▶ WHAT THE TASK ASKS
The entries below are to be transcribed in full, without their images.

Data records
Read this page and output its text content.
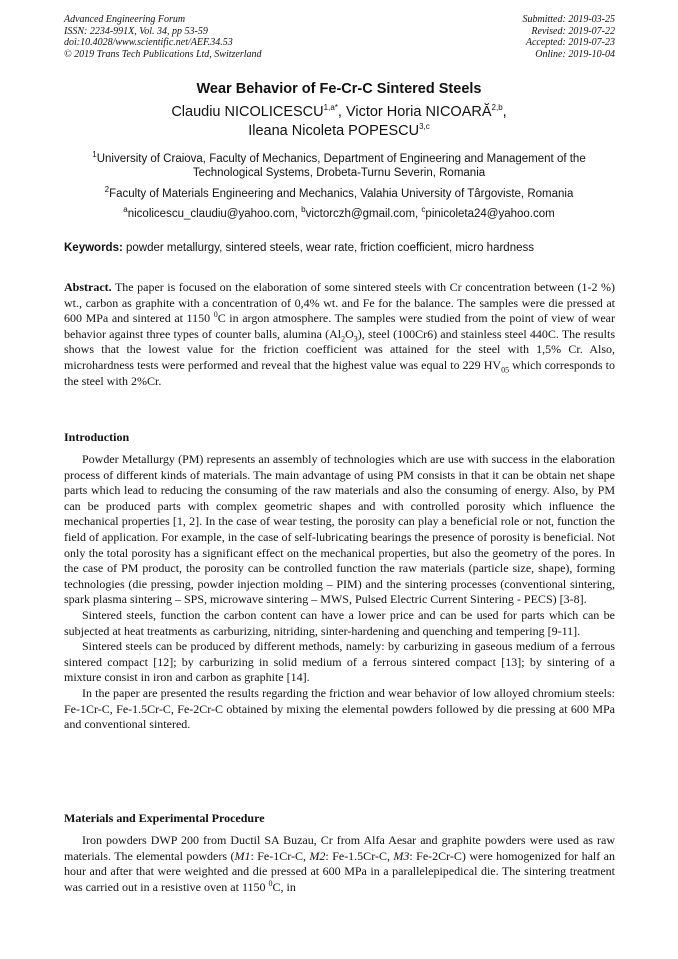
Advanced Engineering Forum
ISSN: 2234-991X, Vol. 34, pp 53-59
doi:10.4028/www.scientific.net/AEF.34.53
© 2019 Trans Tech Publications Ltd, Switzerland
Submitted: 2019-03-25
Revised: 2019-07-22
Accepted: 2019-07-23
Online: 2019-10-04
Wear Behavior of Fe-Cr-C Sintered Steels
Claudiu $NICOLICESCU^{1,a*}$, Victor Horia NICOARĂ$^{2,b}$,
Ileana Nicoleta POPESCU$^{3,c}$
$^1$University of Craiova, Faculty of Mechanics, Department of Engineering and Management of the Technological Systems, Drobeta-Turnu Severin, Romania
$^2$Faculty of Materials Engineering and Mechanics, Valahia University of Târgoviste, Romania
$^a$nicolicescu_claudiu@yahoo.com, $^b$victorczh@gmail.com, $^c$pinicoleta24@yahoo.com
Keywords: powder metallurgy, sintered steels, wear rate, friction coefficient, micro hardness

Abstract. The paper is focused on the elaboration of some sintered steels with Cr concentration between (1-2 %) wt., carbon as graphite with a concentration of 0,4% wt. and Fe for the balance. The samples were die pressed at 600 MPa and sintered at 1150 $^0$C in argon atmosphere. The samples were studied from the point of view of wear behavior against three types of counter balls, alumina $(Al_2O_3)$, steel (100Cr6) and stainless steel 440C. The results shows that the lowest value for the friction coefficient was attained for the steel with 1,5% Cr. Also, microhardness tests were performed and reveal that the highest value was equal to 229 $HV_{05}$ which corresponds to the steel with 2%Cr.

Introduction

Powder Metallurgy (PM) represents an assembly of technologies which are use with success in the elaboration process of different kinds of materials. The main advantage of using PM consists in that it can be obtain net shape parts which lead to reducing the consuming of the raw materials and also the consuming of energy. Also, by PM can be produced parts with complex geometric shapes and with controlled porosity which influence the mechanical properties [1, 2]. In the case of wear testing, the porosity can play a beneficial role or not, function the field of application. For example, in the case of self-lubricating bearings the presence of porosity is beneficial. Not only the total porosity has a significant effect on the mechanical properties, but also the geometry of the pores. In the case of PM product, the porosity can be controlled function the raw materials (particle size, shape), forming technologies (die pressing, powder injection molding – PIM) and the sintering processes (conventional sintering, spark plasma sintering – SPS, microwave sintering – MWS, Pulsed Electric Current Sintering - PECS) [3-8].

Sintered steels, function the carbon content can have a lower price and can be used for parts which can be subjected at heat treatments as carburizing, nitriding, sinter-hardening and quenching and tempering [9-11].

Sintered steels can be produced by different methods, namely: by carburizing in gaseous medium of a ferrous sintered compact [12]; by carburizing in solid medium of a ferrous sintered compact [13]; by sintering of a mixture consist in iron and carbon as graphite [14].

In the paper are presented the results regarding the friction and wear behavior of low alloyed chromium steels: Fe-1Cr-C, Fe-1.5Cr-C, Fe-2Cr-C obtained by mixing the elemental powders followed by die pressing at 600 MPa and conventional sintered.

Materials and Experimental Procedure

Iron powders DWP 200 from Ductil SA Buzau, Cr from Alfa Aesar and graphite powders were used as raw materials. The elemental powders (M1: Fe-1Cr-C, M2: Fe-1.5Cr-C, M3: Fe-2Cr-C) were homogenized for half an hour and after that were weighted and die pressed at 600 MPa in a parallelepipedical die. The sintering treatment was carried out in a resistive oven at 1150 $^0$C, in
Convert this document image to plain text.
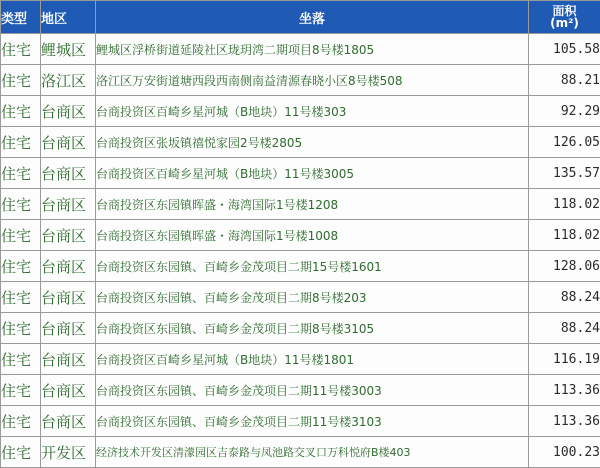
类型	地区	坐落	面积
(m²)

住宅	鲤城区	鲤城区浮桥街道延陵社区珑玥湾二期项目8号楼1805	105.58
住宅	洛江区	洛江区万安街道塘西段西南侧南益清源春晓小区8号楼508	88.21
住宅	台商区	台商投资区百崎乡星河城（B地块）11号楼303	92.29
住宅	台商区	台商投资区张坂镇禧悦家园2号楼2805	126.05
住宅	台商区	台商投资区百崎乡星河城（B地块）11号楼3005	135.57
住宅	台商区	台商投资区东园镇晖盛・海湾国际1号楼1208	118.02
住宅	台商区	台商投资区东园镇晖盛・海湾国际1号楼1008	118.02
住宅	台商区	台商投资区东园镇、百崎乡金茂项目二期15号楼1601	128.06
住宅	台商区	台商投资区东园镇、百崎乡金茂项目二期8号楼203	88.24
住宅	台商区	台商投资区东园镇、百崎乡金茂项目二期8号楼3105	88.24
住宅	台商区	台商投资区百崎乡星河城（B地块）11号楼1801	116.19
住宅	台商区	台商投资区东园镇、百崎乡金茂项目二期11号楼3003	113.36
住宅	台商区	台商投资区东园镇、百崎乡金茂项目二期11号楼3103	113.36
住宅	开发区	经济技术开发区清濛园区吉泰路与凤池路交叉口万科悦府B楼403	100.23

▶ RESPONSE TO THE TASK
Read this page and output its text content.
Advanced Engineering Forum
ISSN: 2234-991X, Vol. 34, pp 53-59
doi:10.4028/www.scientific.net/AEF.34.53
© 2019 Trans Tech Publications Ltd, Switzerland
Submitted: 2019-03-25
Revised: 2019-07-22
Accepted: 2019-07-23
Online: 2019-10-04
Wear Behavior of Fe-Cr-C Sintered Steels
Claudiu $NICOLICESCU^{1,a*}$, Victor Horia NICOARĂ$^{2,b}$,
Ileana Nicoleta POPESCU$^{3,c}$
$^1$University of Craiova, Faculty of Mechanics, Department of Engineering and Management of the Technological Systems, Drobeta-Turnu Severin, Romania
$^2$Faculty of Materials Engineering and Mechanics, Valahia University of Târgoviste, Romania
$^a$nicolicescu_claudiu@yahoo.com, $^b$victorczh@gmail.com, $^c$pinicoleta24@yahoo.com
Keywords: powder metallurgy, sintered steels, wear rate, friction coefficient, micro hardness

Abstract. The paper is focused on the elaboration of some sintered steels with Cr concentration between (1-2 %) wt., carbon as graphite with a concentration of 0,4% wt. and Fe for the balance. The samples were die pressed at 600 MPa and sintered at 1150 $^0$C in argon atmosphere. The samples were studied from the point of view of wear behavior against three types of counter balls, alumina $(Al_2O_3)$, steel (100Cr6) and stainless steel 440C. The results shows that the lowest value for the friction coefficient was attained for the steel with 1,5% Cr. Also, microhardness tests were performed and reveal that the highest value was equal to 229 $HV_{05}$ which corresponds to the steel with 2%Cr.

Introduction

Powder Metallurgy (PM) represents an assembly of technologies which are use with success in the elaboration process of different kinds of materials. The main advantage of using PM consists in that it can be obtain net shape parts which lead to reducing the consuming of the raw materials and also the consuming of energy. Also, by PM can be produced parts with complex geometric shapes and with controlled porosity which influence the mechanical properties [1, 2]. In the case of wear testing, the porosity can play a beneficial role or not, function the field of application. For example, in the case of self-lubricating bearings the presence of porosity is beneficial. Not only the total porosity has a significant effect on the mechanical properties, but also the geometry of the pores. In the case of PM product, the porosity can be controlled function the raw materials (particle size, shape), forming technologies (die pressing, powder injection molding – PIM) and the sintering processes (conventional sintering, spark plasma sintering – SPS, microwave sintering – MWS, Pulsed Electric Current Sintering - PECS) [3-8].

Sintered steels, function the carbon content can have a lower price and can be used for parts which can be subjected at heat treatments as carburizing, nitriding, sinter-hardening and quenching and tempering [9-11].

Sintered steels can be produced by different methods, namely: by carburizing in gaseous medium of a ferrous sintered compact [12]; by carburizing in solid medium of a ferrous sintered compact [13]; by sintering of a mixture consist in iron and carbon as graphite [14].

In the paper are presented the results regarding the friction and wear behavior of low alloyed chromium steels: Fe-1Cr-C, Fe-1.5Cr-C, Fe-2Cr-C obtained by mixing the elemental powders followed by die pressing at 600 MPa and conventional sintered.

Materials and Experimental Procedure

Iron powders DWP 200 from Ductil SA Buzau, Cr from Alfa Aesar and graphite powders were used as raw materials. The elemental powders (M1: Fe-1Cr-C, M2: Fe-1.5Cr-C, M3: Fe-2Cr-C) were homogenized for half an hour and after that were weighted and die pressed at 600 MPa in a parallelepipedical die. The sintering treatment was carried out in a resistive oven at 1150 $^0$C, in
Convert this document image to plain text.
类型	地区	坐落	面积
(m²)

住宅	鲤城区	鲤城区浮桥街道延陵社区珑玥湾二期项目8号楼1805	105.58
住宅	洛江区	洛江区万安街道塘西段西南侧南益清源春晓小区8号楼508	88.21
住宅	台商区	台商投资区百崎乡星河城（B地块）11号楼303	92.29
住宅	台商区	台商投资区张坂镇禧悦家园2号楼2805	126.05
住宅	台商区	台商投资区百崎乡星河城（B地块）11号楼3005	135.57
住宅	台商区	台商投资区东园镇晖盛・海湾国际1号楼1208	118.02
住宅	台商区	台商投资区东园镇晖盛・海湾国际1号楼1008	118.02
住宅	台商区	台商投资区东园镇、百崎乡金茂项目二期15号楼1601	128.06
住宅	台商区	台商投资区东园镇、百崎乡金茂项目二期8号楼203	88.24
住宅	台商区	台商投资区东园镇、百崎乡金茂项目二期8号楼3105	88.24
住宅	台商区	台商投资区百崎乡星河城（B地块）11号楼1801	116.19
住宅	台商区	台商投资区东园镇、百崎乡金茂项目二期11号楼3003	113.36
住宅	台商区	台商投资区东园镇、百崎乡金茂项目二期11号楼3103	113.36
住宅	开发区	经济技术开发区清濛园区吉泰路与凤池路交叉口万科悦府B楼403	100.23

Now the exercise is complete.